== DATA LISTING ==
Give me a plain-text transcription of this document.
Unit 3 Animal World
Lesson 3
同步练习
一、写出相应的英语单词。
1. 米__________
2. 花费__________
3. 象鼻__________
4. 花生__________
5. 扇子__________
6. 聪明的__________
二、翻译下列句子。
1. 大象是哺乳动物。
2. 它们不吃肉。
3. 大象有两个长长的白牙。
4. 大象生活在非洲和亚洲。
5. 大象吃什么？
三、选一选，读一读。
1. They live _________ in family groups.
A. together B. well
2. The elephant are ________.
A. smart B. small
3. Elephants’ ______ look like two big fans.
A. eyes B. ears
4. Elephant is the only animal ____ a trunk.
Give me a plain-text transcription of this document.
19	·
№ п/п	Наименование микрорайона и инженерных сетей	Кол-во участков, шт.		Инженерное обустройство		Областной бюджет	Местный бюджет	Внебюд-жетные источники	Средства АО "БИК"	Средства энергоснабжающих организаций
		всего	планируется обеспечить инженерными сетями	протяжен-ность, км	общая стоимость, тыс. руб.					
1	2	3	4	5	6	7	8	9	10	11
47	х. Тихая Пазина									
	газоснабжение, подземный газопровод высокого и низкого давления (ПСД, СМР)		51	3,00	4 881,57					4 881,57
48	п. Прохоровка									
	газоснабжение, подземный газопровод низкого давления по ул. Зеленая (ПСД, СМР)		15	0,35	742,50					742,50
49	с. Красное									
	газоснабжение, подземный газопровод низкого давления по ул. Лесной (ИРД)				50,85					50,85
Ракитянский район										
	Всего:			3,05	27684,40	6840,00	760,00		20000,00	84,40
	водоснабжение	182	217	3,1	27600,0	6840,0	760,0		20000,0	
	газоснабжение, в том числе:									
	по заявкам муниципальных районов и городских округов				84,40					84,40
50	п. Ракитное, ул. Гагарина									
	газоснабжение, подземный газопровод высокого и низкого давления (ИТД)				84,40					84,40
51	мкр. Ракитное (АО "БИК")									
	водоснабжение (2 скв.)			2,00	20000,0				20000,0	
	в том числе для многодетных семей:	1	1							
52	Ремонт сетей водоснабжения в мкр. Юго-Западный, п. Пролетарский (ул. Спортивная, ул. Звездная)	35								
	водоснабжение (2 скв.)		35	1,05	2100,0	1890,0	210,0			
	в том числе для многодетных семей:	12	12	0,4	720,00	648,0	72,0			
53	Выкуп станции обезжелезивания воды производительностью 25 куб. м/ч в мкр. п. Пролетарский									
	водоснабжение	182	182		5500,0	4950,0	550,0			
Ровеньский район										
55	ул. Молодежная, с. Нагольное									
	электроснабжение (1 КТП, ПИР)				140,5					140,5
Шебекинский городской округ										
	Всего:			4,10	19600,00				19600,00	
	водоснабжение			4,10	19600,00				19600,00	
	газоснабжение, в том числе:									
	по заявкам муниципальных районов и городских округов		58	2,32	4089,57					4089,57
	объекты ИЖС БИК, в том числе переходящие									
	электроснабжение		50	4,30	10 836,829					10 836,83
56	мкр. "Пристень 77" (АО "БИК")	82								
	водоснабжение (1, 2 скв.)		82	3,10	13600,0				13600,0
===
■ JOB ■
Reproduce each line verbatim.

■ ANSWER FOR THIS EXERCISE ■
Give me a plain-text transcription of this document.
Unit 3 Animal World
Lesson 3
同步练习
一、写出相应的英语单词。
1. 米__________
2. 花费__________
3. 象鼻__________
4. 花生__________
5. 扇子__________
6. 聪明的__________
二、翻译下列句子。
1. 大象是哺乳动物。
2. 它们不吃肉。
3. 大象有两个长长的白牙。
4. 大象生活在非洲和亚洲。
5. 大象吃什么？
三、选一选，读一读。
1. They live _________ in family groups.
A. together B. well
2. The elephant are ________.
A. smart B. small
3. Elephants’ ______ look like two big fans.
A. eyes B. ears
4. Elephant is the only animal ____ a trunk.
Give me a plain-text transcription of this document.
19	·
№ п/п	Наименование микрорайона и инженерных сетей	Кол-во участков, шт.		Инженерное обустройство		Областной бюджет	Местный бюджет	Внебюд-жетные источники	Средства АО "БИК"	Средства энергоснабжающих организаций
		всего	планируется обеспечить инженерными сетями	протяжен-ность, км	общая стоимость, тыс. руб.					
1	2	3	4	5	6	7	8	9	10	11
47	х. Тихая Пазина									
	газоснабжение, подземный газопровод высокого и низкого давления (ПСД, СМР)		51	3,00	4 881,57					4 881,57
48	п. Прохоровка									
	газоснабжение, подземный газопровод низкого давления по ул. Зеленая (ПСД, СМР)		15	0,35	742,50					742,50
49	с. Красное									
	газоснабжение, подземный газопровод низкого давления по ул. Лесной (ИРД)				50,85					50,85
Ракитянский район										
	Всего:			3,05	27684,40	6840,00	760,00		20000,00	84,40
	водоснабжение	182	217	3,1	27600,0	6840,0	760,0		20000,0	
	газоснабжение, в том числе:									
	по заявкам муниципальных районов и городских округов				84,40					84,40
50	п. Ракитное, ул. Гагарина									
	газоснабжение, подземный газопровод высокого и низкого давления (ИТД)				84,40					84,40
51	мкр. Ракитное (АО "БИК")									
	водоснабжение (2 скв.)			2,00	20000,0				20000,0	
	в том числе для многодетных семей:	1	1							
52	Ремонт сетей водоснабжения в мкр. Юго-Западный, п. Пролетарский (ул. Спортивная, ул. Звездная)	35								
	водоснабжение (2 скв.)		35	1,05	2100,0	1890,0	210,0			
	в том числе для многодетных семей:	12	12	0,4	720,00	648,0	72,0			
53	Выкуп станции обезжелезивания воды производительностью 25 куб. м/ч в мкр. п. Пролетарский									
	водоснабжение	182	182		5500,0	4950,0	550,0			
Ровеньский район										
55	ул. Молодежная, с. Нагольное									
	электроснабжение (1 КТП, ПИР)				140,5					140,5
Шебекинский городской округ										
	Всего:			4,10	19600,00				19600,00	
	водоснабжение			4,10	19600,00				19600,00	
	газоснабжение, в том числе:									
	по заявкам муниципальных районов и городских округов		58	2,32	4089,57					4089,57
	объекты ИЖС БИК, в том числе переходящие									
	электроснабжение		50	4,30	10 836,829					10 836,83
56	мкр. "Пристень 77" (АО "БИК")	82								
	водоснабжение (1, 2 скв.)		82	3,10	13600,0				13600,0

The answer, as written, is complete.